§ **Deine Aufgabe**
Kannst du den Text über Schwedens feministische Politik im Anschluss an seinen letzten Satz fortsetzen?

§ **Zu lesender Text**
>>>

Ist Schweden denn das Paradies für Frauen? Oder ist es zumindest das, wofür Generationen von ihnen, und ein paar wenige Männer, gekämpft haben? Oder ist es eher so, wie Trump, Alt-Right und Rechtspopulisten es zu wissen vorgeben: dass Feminismus und Multikulturalismus einen friedlichen, homogenen, etwas langweiligen Wohlfahrtsstaat zugrunde gerichtet haben?

Im November konnten wir in Stockholm sehen, wohin der Staatsfeminismus führt: ins Schneechaos. Die Stadt hatte beschlossen, Geschlechtergleichheit in allen Entscheidungen zu berücksichtigen. Da Untersuchungen von urbanen Bewegungsmustern zeigen, dass Frauen eher die Fußgängerwege benutzen, während Männer häufiger Auto fahren, wurde diesmal das Räumen der Gehwege priorisiert. Die Folge war tagelanges Verkehrschaos – und eine Menge Hohn und Spott über das feministische Schneemanagement vonseiten der bürgerlichen Opposition und der Rechten. Der (Geschlechter-)Gerechtigkeit halber sollte aber angemerkt werden, dass eigentlich jeden Winter jede Regierung am Schneeräumen in der Hauptstadt scheitert.

Ein ernsterer Fall kontroverser feministischer Politik ereignete sich kürzlich, als eine schwedische Delegation unter Leitung von Staatsminister Stefan Löfven in den Iran reiste, um Handelsabkommen vorzubereiten. Alle beteiligten Frauen, auch EU- und Handelsministerin Ann Linde, trugen Kopftücher und lange Mäntel. Diesmal kam die Kritik von rechts und links: Wie kann eine feministische Regierung bei einem offiziellen Auftrag mit dem ultimativen Symbol der Frauenunterdrückung, dem Schleier, herumstolzieren? Hätte man nicht ein Zeichen setzen sollen, dass die Repräsentantinnen des besten und feministischsten Landes der Welt solche Albernheiten nicht mitmachen? Haben sich die Politikerinnen der Islamisierung gebeugt, erst im Ausland, und werden sie es bald auch zu Hause tun? 

Der Fall ist komplex. Es vermischen sich drei Dinge: die Notwendigkeit, sich dem in Iran geltenden Recht anzupassen, der Mangel an Einsatz für Frauen- und Menschenrechte im diplomatischen Verkehr mit einer Diktatur – und die auch in Schweden heftig geführte Debatte um den Hidschab und seine kulturellen und politischen Implikationen.

<<<

§ **Bereitgestelltes Material**
>>>

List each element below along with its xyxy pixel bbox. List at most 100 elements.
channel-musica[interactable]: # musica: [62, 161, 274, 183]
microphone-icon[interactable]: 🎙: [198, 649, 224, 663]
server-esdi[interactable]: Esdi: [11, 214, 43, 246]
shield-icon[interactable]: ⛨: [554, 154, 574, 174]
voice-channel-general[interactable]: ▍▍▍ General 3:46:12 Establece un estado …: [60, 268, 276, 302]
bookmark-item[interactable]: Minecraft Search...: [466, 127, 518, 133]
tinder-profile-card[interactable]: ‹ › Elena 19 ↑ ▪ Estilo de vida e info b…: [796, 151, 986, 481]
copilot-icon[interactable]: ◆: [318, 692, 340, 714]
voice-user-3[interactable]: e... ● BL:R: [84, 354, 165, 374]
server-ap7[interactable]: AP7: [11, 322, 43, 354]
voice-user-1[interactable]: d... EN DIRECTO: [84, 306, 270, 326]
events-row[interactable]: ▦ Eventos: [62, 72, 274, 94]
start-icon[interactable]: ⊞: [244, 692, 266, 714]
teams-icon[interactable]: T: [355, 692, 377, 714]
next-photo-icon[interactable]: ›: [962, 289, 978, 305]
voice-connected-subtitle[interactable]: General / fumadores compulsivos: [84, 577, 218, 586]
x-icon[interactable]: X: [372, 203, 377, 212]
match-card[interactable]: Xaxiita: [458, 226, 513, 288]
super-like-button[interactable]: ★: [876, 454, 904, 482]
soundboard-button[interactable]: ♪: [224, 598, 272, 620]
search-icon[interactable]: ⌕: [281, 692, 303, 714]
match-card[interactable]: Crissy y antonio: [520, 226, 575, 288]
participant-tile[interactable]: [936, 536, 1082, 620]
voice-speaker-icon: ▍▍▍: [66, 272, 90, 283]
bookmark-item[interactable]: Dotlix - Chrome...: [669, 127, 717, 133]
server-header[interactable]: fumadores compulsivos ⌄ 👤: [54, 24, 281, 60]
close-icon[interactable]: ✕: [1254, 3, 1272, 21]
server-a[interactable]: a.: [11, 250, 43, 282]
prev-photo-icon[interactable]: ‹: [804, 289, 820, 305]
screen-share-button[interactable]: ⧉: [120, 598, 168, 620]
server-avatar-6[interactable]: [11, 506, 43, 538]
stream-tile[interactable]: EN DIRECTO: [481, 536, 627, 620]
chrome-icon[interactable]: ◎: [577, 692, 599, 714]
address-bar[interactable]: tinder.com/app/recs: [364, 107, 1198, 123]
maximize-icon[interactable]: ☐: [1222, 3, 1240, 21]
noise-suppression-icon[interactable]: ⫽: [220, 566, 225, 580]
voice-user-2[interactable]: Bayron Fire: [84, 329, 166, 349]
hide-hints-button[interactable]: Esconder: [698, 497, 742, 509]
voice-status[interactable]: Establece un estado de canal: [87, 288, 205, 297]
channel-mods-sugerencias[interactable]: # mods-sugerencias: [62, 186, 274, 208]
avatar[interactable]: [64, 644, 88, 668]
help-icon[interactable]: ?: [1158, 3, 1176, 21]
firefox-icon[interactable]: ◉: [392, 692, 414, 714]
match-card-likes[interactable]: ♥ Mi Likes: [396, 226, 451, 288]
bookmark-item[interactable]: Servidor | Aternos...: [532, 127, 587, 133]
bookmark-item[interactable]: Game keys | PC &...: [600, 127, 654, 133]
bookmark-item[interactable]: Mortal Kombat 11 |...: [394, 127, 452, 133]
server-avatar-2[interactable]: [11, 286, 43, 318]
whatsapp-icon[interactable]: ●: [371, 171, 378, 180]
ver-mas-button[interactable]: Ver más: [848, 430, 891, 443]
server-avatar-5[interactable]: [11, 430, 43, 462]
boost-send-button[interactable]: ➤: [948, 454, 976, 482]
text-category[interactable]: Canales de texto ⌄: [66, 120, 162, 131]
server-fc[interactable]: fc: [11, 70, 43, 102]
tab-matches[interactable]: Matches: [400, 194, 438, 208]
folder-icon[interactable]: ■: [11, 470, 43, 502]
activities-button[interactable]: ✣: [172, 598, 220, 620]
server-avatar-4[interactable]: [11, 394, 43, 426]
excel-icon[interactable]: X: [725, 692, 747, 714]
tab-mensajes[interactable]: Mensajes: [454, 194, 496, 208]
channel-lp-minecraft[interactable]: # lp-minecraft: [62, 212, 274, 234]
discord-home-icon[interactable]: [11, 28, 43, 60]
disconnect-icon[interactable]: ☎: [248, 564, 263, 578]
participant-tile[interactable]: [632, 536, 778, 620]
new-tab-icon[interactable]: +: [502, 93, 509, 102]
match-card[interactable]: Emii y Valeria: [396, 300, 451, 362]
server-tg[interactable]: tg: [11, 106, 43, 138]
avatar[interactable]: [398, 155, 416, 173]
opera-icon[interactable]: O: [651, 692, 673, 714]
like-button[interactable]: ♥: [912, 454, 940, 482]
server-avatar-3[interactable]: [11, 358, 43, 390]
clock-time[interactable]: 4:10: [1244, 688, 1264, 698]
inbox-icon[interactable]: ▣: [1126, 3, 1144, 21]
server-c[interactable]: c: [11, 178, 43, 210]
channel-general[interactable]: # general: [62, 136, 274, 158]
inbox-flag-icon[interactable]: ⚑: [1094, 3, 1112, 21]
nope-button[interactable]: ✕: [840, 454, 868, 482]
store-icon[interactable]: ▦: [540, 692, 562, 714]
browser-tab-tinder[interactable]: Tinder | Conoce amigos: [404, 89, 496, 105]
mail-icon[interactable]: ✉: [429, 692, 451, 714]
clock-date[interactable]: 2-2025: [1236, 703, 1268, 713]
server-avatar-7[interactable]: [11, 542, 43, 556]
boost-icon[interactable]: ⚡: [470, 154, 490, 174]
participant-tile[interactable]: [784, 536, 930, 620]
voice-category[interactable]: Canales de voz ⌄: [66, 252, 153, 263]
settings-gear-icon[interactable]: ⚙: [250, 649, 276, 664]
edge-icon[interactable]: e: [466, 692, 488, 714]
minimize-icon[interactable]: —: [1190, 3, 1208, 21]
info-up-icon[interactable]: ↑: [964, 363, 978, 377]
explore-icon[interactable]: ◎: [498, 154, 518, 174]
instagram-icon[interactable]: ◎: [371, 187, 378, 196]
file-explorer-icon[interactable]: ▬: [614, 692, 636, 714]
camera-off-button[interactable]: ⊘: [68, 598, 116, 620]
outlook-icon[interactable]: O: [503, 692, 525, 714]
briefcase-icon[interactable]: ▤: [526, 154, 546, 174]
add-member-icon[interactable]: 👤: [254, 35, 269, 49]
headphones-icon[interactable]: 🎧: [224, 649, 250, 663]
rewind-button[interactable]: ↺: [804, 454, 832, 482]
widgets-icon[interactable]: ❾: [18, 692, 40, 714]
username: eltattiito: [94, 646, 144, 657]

<<<

§ **Ergebnis**
Leitbild Assimilation

Die beiden Beispiele – Schneeschippen und Iranreise – illustrieren zwei wichtige Prinzipien, die die schwedische Sozialdemokratie und den Wohlfahrtsstaat historisch gekennzeichnet haben: erstens die Integration von potenziell radikalen Bewegungen in die Staatsverantwortung, vor allem die Arbeiter- und die feministische Bewegung. Das führte nicht nur zu gleichgestelltem Schneeschippen, sondern auch zur festen Verankerung liberaler Werte und Leistungen im Bereich von Geschlechtergerechtigkeit, von denen deutsche (Staats-)feministinnen nur träumen können: Gleichstellung homosexueller Partnerschaften, Vereinbarkeit von Familie und Beruf durch hervorragende staatliche Kinderbetreuung und großzügige Regelungen zu Elternzeit, gute Finanzierung kritischer Genderforschung, gleiche Repräsentation von Männern und Frauen in der Staatskanzlei, einfacher Zugang zu Schwangerschaftsabbruch, harte Strafen für häusliche und sexuelle Gewalt. Die meisten dieser Standards wurden lange vor der ersten feministischen Regierung durchgesetzt und sind unstrittig in allen politischen Lagern, mit Ausnahme der rechtspopulistischen Schwedendemokraten.

Ein zweites Prinzip der schwedischen Wohlfahrtspolitik ist die Vorstellung, dass die Schaffung von gerechten Voraussetzungen für alle auf der buchstäblichen kulturellen und sozialen Gleichheit aller beruht: Wer sich entscheidet, mit einem Hidschab herumzulaufen, kann nicht erwarten, genauso behandelt zu werden wie die "normalen", barhäuptigen Frauen. Hier hat sich ein kultureller und politischer Normierungsdruck erhalten, obwohl sich Schweden von einer relativ homogenen Gesellschaft zu einer Einwanderungsgesellschaft entwickelt hat – mittlerweile haben 23 Prozent der Einwohner einen Migrationshintergrund in der Familie. Das Leitbild ist nicht Multikulturalismus, sondern Assimilation an eine säkularisierte oder atheistische, sexuell freizügige und werteliberale Gesellschaft – historisch gewachsen aus einem starken Wohlfahrtsstaat, der sehr genau weiß, wie das gute Leben auszusehen hat, und bereit ist, das auch durchzusetzen.